- Input:
......

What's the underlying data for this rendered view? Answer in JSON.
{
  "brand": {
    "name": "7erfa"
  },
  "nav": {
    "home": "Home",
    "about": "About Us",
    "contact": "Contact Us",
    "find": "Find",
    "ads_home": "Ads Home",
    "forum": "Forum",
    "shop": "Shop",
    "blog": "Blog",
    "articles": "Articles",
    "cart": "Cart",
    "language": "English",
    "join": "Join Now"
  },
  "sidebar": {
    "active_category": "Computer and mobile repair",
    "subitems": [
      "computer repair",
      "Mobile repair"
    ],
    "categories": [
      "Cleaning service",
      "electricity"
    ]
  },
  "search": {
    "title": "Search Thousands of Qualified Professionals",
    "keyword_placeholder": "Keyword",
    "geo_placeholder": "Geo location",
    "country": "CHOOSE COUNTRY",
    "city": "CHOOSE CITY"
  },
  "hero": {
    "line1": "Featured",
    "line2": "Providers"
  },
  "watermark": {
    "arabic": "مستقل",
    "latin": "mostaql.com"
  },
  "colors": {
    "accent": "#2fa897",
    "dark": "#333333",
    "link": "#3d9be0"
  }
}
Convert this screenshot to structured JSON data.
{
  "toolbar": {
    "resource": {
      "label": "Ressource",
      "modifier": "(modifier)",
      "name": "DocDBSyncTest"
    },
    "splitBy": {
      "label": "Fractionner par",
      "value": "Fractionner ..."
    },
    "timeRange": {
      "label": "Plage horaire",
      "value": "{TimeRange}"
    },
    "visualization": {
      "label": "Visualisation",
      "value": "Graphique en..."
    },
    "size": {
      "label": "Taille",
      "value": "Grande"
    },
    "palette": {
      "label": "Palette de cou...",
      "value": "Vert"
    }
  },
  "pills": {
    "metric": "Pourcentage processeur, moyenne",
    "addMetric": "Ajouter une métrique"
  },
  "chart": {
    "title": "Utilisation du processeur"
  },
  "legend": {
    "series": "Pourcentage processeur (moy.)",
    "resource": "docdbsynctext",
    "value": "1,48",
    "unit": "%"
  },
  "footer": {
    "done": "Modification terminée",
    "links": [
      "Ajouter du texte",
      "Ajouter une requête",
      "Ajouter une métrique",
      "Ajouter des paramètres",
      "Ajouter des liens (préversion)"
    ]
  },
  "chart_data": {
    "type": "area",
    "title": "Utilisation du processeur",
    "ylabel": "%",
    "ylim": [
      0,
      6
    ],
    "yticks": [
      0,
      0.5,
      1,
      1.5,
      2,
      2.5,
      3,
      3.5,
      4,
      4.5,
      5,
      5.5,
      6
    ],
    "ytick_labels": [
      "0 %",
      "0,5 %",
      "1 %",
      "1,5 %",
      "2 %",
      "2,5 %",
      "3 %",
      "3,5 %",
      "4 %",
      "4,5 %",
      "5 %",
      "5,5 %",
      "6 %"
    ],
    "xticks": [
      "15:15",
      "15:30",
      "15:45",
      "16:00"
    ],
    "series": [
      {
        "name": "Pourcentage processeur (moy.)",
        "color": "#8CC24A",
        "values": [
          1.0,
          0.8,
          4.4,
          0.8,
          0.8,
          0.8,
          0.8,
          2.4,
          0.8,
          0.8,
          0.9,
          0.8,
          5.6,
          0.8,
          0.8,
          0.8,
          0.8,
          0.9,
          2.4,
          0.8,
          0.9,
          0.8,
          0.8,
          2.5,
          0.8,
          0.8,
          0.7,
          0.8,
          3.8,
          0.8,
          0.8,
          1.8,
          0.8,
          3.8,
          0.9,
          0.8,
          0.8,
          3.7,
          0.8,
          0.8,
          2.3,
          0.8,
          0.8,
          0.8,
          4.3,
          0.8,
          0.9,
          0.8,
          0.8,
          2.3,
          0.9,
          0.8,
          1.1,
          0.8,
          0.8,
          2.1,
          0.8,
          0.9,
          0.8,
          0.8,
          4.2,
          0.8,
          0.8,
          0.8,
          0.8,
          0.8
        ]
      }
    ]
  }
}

......

- Problem to work on:
Go through the preceding material and copy each line that has the word "Ajouter".

- Written response:
    "addMetric": "Ajouter une métrique"
      "Ajouter du texte",
      "Ajouter une requête",
      "Ajouter une métrique",
      "Ajouter des paramètres",
      "Ajouter des liens (préversion)"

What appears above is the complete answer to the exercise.